(Collected data)
---
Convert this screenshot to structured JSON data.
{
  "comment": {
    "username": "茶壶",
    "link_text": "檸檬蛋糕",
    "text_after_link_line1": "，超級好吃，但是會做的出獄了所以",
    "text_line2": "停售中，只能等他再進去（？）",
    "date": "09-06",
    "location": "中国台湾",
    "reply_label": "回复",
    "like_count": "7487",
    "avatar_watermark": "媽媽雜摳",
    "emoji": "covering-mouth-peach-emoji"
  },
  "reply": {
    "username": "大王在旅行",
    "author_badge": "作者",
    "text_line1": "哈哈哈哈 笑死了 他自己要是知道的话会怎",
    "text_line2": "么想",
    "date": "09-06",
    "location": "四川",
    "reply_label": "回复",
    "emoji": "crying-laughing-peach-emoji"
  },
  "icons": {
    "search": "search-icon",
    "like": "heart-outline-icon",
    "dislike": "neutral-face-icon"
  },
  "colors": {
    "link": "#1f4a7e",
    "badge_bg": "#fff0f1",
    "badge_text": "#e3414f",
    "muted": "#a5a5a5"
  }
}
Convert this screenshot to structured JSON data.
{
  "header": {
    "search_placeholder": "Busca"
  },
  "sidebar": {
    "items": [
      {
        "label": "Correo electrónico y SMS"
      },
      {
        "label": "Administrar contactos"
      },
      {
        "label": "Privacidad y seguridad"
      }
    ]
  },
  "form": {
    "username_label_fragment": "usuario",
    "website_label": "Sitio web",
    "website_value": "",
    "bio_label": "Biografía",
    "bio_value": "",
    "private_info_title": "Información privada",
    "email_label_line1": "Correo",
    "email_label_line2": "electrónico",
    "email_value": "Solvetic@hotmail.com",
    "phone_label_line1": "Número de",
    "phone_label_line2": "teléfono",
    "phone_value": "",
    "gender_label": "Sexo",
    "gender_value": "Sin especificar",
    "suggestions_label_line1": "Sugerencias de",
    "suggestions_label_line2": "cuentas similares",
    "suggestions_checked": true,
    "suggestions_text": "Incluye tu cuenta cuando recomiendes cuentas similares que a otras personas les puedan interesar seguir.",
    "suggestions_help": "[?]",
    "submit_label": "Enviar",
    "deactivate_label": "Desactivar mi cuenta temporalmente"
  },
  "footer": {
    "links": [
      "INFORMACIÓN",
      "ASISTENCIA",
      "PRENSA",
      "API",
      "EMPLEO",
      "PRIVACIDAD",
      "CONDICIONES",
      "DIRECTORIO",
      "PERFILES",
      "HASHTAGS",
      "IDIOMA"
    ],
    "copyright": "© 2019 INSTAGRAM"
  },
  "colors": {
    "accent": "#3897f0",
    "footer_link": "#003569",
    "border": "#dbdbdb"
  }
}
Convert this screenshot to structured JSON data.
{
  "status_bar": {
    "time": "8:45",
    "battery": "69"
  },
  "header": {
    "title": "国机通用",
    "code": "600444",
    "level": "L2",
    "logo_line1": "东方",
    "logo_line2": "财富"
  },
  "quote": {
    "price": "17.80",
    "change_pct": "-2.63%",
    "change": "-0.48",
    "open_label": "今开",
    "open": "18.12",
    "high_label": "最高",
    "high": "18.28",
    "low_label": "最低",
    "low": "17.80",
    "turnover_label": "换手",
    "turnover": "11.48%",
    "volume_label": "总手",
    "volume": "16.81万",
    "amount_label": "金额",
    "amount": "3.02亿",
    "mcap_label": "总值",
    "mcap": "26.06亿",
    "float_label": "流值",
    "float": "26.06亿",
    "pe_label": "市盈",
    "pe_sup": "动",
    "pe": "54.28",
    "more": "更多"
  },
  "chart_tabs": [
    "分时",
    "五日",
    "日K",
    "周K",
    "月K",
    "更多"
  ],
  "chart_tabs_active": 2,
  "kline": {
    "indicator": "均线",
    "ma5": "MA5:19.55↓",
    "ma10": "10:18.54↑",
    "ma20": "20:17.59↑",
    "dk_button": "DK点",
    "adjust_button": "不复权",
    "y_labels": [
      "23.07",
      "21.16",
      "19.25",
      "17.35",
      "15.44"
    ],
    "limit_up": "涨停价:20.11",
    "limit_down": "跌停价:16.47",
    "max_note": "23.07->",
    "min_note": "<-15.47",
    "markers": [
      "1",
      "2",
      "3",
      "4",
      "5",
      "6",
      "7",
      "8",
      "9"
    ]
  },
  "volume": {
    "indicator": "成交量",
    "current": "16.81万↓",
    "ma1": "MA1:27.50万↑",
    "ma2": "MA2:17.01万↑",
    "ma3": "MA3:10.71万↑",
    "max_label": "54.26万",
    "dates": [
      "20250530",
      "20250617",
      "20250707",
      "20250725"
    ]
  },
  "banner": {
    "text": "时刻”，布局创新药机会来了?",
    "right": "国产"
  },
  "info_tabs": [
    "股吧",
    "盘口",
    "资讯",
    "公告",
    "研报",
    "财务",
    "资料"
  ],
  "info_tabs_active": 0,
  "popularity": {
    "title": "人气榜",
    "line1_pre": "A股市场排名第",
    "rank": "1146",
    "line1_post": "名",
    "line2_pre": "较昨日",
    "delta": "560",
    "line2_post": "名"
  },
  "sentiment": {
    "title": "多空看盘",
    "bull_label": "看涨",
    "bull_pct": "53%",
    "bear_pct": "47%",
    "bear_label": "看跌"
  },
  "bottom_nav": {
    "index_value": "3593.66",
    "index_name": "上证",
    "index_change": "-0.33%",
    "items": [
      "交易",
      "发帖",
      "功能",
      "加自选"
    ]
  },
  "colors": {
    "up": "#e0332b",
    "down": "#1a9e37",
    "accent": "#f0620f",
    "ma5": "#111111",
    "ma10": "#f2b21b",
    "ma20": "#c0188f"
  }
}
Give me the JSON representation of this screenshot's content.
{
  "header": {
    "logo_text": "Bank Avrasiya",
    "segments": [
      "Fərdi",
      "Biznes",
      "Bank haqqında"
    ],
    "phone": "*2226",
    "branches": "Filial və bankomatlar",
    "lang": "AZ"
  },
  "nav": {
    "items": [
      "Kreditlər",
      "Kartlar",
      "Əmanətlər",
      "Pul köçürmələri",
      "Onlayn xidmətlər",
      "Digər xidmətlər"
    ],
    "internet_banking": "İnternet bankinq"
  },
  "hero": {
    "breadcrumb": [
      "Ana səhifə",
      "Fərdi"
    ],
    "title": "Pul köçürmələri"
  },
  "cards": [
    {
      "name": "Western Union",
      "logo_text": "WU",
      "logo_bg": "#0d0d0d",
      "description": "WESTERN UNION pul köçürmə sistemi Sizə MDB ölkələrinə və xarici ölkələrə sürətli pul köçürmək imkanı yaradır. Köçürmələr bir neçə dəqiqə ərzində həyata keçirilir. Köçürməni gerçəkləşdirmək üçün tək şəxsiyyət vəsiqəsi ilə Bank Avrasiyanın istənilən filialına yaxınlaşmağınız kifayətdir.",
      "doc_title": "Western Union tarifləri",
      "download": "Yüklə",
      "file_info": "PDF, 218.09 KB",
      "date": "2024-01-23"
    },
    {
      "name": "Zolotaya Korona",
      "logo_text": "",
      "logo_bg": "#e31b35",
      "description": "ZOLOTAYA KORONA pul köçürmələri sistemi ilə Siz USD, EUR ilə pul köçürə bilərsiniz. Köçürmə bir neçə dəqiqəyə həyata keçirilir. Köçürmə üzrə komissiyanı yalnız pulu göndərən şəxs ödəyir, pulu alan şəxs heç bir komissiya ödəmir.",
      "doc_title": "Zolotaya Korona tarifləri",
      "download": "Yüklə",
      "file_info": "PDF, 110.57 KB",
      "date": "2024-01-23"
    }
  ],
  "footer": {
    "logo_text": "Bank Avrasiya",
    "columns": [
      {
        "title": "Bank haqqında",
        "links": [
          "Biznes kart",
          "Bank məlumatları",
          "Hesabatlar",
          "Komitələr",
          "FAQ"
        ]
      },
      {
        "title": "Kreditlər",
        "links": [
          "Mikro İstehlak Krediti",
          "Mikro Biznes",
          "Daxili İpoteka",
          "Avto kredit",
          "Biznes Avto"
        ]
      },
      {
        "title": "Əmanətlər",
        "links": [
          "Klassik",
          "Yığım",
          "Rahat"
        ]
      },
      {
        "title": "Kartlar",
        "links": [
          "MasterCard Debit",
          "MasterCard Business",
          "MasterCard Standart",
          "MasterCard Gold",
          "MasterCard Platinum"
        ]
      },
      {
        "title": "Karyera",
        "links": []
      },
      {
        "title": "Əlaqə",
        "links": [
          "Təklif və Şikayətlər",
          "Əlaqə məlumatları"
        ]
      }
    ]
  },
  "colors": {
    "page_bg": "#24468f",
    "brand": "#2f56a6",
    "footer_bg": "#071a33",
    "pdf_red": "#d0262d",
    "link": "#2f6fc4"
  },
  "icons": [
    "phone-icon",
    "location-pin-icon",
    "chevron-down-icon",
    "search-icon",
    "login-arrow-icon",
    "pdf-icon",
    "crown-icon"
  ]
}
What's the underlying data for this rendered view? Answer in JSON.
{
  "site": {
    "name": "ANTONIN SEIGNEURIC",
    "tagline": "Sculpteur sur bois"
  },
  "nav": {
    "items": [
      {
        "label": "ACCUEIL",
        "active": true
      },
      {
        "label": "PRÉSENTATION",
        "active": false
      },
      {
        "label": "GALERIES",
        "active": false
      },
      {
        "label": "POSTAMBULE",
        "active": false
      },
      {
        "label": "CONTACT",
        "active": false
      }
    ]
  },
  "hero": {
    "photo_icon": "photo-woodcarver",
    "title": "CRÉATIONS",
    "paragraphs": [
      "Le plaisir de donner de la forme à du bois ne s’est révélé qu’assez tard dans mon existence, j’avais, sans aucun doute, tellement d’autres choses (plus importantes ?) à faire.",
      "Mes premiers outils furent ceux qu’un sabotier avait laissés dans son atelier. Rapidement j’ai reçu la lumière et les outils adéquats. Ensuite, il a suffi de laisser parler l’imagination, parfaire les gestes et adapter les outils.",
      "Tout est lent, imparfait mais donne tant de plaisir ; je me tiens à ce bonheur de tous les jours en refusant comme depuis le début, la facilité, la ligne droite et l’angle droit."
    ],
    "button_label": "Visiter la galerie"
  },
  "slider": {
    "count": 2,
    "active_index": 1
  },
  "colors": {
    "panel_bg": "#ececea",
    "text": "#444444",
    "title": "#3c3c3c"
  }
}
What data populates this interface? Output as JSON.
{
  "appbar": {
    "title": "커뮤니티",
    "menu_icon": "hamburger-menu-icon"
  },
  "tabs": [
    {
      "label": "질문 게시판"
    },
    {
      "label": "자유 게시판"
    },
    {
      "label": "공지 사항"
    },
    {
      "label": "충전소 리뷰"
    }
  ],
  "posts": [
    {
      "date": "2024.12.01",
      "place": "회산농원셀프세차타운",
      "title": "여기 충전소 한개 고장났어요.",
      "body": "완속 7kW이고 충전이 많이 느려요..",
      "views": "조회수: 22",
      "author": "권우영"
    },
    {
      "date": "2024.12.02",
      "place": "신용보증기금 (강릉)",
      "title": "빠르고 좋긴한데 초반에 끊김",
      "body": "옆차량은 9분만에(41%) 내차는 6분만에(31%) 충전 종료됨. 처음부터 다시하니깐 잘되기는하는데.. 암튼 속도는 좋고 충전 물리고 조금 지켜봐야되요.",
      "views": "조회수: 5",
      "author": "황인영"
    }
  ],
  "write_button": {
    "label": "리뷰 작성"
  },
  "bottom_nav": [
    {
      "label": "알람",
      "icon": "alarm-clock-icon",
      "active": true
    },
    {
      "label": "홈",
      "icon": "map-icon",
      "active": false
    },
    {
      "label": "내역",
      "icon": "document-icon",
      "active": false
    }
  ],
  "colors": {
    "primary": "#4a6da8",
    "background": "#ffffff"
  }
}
---
• _Your task_
Copy every line in the entries above that has the string "tarifləri" in it.

• _Solution to this task_
      "doc_title": "Western Union tarifləri",
      "doc_title": "Zolotaya Korona tarifləri",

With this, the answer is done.